↓
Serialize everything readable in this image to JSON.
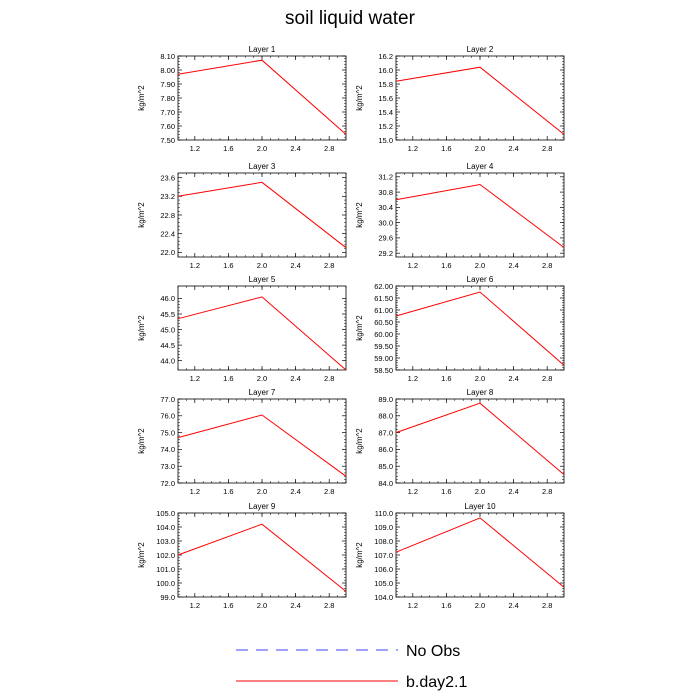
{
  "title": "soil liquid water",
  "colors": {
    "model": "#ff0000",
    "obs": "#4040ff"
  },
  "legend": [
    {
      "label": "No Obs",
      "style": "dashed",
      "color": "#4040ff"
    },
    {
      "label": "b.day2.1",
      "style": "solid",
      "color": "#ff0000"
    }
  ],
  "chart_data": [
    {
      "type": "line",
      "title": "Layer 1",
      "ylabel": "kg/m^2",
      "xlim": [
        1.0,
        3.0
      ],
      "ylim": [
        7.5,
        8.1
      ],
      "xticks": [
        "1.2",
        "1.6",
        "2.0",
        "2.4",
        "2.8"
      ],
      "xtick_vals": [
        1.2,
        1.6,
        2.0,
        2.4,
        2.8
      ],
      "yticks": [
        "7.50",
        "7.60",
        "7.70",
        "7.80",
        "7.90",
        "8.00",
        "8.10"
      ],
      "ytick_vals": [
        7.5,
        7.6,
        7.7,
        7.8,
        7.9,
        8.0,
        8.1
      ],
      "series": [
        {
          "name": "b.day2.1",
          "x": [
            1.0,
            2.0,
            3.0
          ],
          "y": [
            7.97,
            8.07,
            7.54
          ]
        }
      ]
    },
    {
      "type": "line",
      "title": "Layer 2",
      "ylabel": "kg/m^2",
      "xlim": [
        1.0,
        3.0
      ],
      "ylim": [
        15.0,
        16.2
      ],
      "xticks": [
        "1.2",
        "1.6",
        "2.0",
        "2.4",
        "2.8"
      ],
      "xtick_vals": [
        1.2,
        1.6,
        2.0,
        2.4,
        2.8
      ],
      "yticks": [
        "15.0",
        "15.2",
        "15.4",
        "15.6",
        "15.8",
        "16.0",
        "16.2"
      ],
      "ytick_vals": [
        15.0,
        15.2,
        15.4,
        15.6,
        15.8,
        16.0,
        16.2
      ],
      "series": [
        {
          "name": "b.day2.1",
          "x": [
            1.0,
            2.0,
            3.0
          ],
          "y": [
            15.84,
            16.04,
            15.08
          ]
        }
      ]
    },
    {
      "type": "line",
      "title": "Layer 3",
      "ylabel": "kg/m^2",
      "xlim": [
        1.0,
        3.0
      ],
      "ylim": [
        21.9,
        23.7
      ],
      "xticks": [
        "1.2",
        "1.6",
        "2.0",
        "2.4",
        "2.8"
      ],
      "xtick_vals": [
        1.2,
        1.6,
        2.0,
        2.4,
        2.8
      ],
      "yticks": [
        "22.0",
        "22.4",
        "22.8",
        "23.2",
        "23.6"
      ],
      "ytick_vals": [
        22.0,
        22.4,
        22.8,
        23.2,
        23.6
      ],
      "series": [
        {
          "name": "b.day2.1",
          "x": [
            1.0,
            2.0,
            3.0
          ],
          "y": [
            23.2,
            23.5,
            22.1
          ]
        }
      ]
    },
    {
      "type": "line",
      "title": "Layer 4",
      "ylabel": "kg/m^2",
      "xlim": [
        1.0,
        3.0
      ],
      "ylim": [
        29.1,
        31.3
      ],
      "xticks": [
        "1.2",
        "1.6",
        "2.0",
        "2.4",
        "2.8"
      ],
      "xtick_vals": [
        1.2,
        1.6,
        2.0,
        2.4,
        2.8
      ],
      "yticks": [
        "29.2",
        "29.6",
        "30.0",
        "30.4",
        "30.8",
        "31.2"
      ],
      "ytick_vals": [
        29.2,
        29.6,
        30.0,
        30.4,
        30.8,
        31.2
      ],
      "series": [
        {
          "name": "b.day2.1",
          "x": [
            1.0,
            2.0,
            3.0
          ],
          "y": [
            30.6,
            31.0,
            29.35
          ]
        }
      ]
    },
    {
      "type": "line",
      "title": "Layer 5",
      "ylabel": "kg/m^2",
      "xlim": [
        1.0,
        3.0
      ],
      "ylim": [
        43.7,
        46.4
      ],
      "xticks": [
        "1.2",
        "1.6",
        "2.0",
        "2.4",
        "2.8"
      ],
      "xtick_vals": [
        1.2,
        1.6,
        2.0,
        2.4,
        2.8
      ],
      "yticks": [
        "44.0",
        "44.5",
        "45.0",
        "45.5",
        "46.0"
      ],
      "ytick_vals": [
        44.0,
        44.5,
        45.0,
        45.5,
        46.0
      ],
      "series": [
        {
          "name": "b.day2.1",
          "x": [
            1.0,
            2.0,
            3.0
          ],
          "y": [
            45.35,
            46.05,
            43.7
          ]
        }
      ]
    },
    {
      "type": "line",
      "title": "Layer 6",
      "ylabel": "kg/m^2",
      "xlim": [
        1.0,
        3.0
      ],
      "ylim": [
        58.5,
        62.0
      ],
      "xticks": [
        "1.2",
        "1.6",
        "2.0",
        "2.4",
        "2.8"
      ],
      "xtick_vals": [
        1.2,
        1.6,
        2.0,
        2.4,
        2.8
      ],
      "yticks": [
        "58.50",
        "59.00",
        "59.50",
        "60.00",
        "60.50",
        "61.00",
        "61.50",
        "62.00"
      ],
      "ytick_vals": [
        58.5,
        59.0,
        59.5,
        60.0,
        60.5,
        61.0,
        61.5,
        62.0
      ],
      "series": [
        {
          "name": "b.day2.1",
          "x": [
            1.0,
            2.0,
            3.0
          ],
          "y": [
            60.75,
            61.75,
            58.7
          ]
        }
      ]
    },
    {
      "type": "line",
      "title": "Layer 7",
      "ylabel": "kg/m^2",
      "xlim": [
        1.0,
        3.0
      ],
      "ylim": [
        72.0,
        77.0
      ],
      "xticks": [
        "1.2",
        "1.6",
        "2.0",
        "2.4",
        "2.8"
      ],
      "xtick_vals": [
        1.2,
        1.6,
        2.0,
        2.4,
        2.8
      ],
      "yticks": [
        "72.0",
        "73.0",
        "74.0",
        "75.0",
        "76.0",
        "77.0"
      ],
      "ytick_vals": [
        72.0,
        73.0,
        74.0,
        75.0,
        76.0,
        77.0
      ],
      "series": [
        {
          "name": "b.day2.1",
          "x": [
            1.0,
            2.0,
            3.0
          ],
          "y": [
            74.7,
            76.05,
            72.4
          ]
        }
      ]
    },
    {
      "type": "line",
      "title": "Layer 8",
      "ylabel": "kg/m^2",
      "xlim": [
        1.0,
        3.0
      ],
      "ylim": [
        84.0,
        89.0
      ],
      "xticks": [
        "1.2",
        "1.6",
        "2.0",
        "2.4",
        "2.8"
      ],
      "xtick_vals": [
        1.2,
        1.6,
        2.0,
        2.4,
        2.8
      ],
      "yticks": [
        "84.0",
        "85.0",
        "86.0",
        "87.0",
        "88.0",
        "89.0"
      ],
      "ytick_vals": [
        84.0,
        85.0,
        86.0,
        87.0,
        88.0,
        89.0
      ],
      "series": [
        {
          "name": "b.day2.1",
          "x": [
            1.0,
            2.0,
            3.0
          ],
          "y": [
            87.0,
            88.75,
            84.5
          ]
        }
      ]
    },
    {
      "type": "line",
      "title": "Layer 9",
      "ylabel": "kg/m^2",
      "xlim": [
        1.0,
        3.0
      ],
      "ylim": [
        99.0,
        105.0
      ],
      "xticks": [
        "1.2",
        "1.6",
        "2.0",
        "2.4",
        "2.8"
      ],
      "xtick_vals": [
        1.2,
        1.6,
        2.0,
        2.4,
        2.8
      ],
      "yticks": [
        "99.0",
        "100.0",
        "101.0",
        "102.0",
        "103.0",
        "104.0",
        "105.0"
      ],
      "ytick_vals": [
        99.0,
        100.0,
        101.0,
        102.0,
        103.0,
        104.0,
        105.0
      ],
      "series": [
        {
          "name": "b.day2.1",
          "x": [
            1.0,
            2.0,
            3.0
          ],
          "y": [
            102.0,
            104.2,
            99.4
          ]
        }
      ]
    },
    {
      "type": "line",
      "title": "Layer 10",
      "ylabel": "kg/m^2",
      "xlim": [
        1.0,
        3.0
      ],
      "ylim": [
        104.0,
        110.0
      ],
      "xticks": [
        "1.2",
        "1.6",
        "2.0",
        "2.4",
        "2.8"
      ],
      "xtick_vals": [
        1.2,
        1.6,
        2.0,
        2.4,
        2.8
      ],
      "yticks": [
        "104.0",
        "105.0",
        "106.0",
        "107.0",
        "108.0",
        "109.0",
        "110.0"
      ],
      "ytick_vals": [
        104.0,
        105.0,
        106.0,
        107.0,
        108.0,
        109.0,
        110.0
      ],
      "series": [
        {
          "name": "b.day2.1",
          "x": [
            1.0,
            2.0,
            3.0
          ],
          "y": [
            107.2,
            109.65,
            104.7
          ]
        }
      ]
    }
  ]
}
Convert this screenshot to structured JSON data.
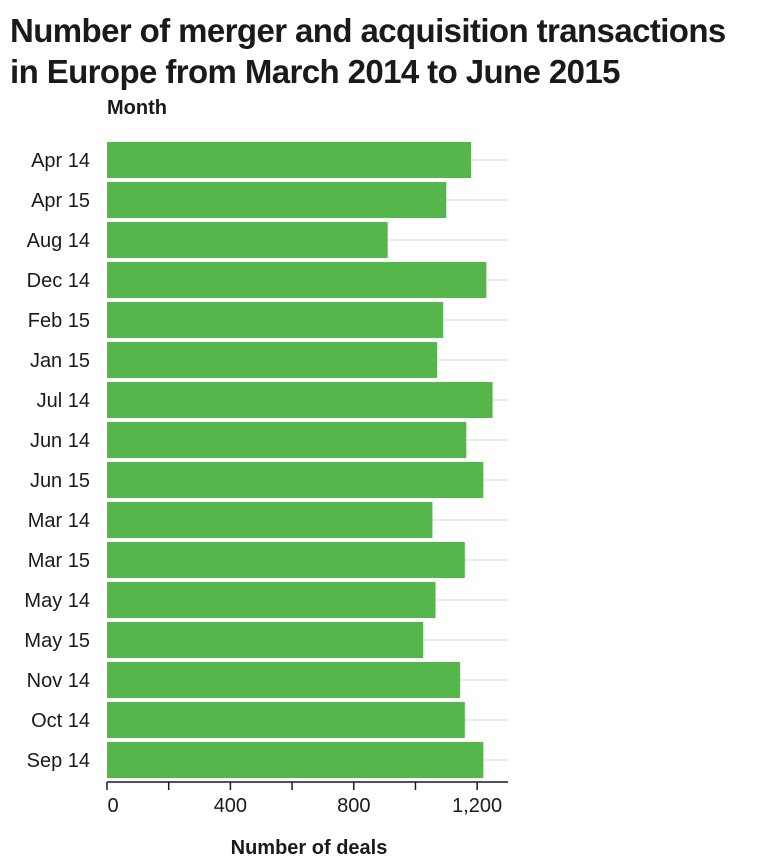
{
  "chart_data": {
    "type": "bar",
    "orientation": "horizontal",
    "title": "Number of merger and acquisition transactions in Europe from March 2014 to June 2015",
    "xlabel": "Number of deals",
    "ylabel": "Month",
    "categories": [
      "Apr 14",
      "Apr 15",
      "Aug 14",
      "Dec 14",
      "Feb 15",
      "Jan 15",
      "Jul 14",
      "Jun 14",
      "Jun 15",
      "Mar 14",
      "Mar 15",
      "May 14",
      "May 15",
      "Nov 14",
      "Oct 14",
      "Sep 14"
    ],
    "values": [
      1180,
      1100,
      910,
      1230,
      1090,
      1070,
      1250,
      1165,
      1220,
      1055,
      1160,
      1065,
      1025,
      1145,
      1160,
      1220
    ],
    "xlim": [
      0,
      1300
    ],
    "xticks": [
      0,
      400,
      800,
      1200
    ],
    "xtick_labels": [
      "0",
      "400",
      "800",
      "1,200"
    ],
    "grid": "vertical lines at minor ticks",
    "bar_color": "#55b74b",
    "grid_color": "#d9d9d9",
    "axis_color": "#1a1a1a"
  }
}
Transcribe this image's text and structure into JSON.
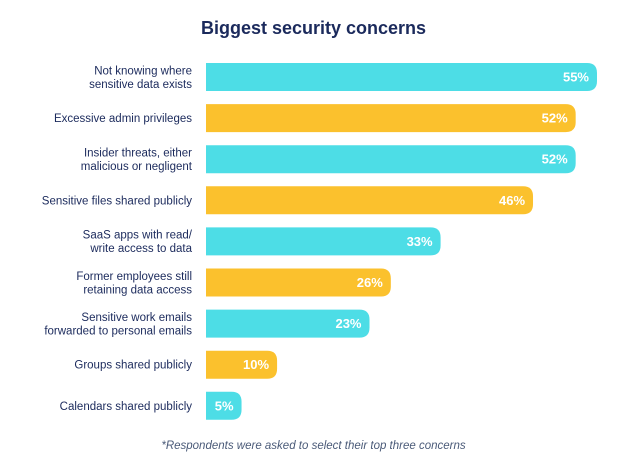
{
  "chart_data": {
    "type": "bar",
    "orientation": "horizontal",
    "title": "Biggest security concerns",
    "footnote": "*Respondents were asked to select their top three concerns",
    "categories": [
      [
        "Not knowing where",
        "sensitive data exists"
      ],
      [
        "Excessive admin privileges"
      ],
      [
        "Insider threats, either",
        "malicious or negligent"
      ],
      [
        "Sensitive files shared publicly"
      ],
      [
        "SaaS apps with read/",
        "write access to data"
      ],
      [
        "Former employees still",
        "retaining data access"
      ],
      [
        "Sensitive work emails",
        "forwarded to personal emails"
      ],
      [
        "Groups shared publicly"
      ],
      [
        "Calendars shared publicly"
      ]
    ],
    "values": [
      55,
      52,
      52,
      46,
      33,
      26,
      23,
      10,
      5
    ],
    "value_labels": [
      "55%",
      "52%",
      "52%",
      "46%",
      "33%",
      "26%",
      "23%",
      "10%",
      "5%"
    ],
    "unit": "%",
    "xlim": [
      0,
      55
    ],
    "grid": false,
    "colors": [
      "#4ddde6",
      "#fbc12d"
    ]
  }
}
↑
▸ DIRECTIONS FOR THIS TASK:
Look through the entries above for the word "shared". Copy every line where it shows up.

▸ OUTPUT:
        "Sensitive files shared publicly"
        "Groups shared publicly"
        "Calendars shared publicly"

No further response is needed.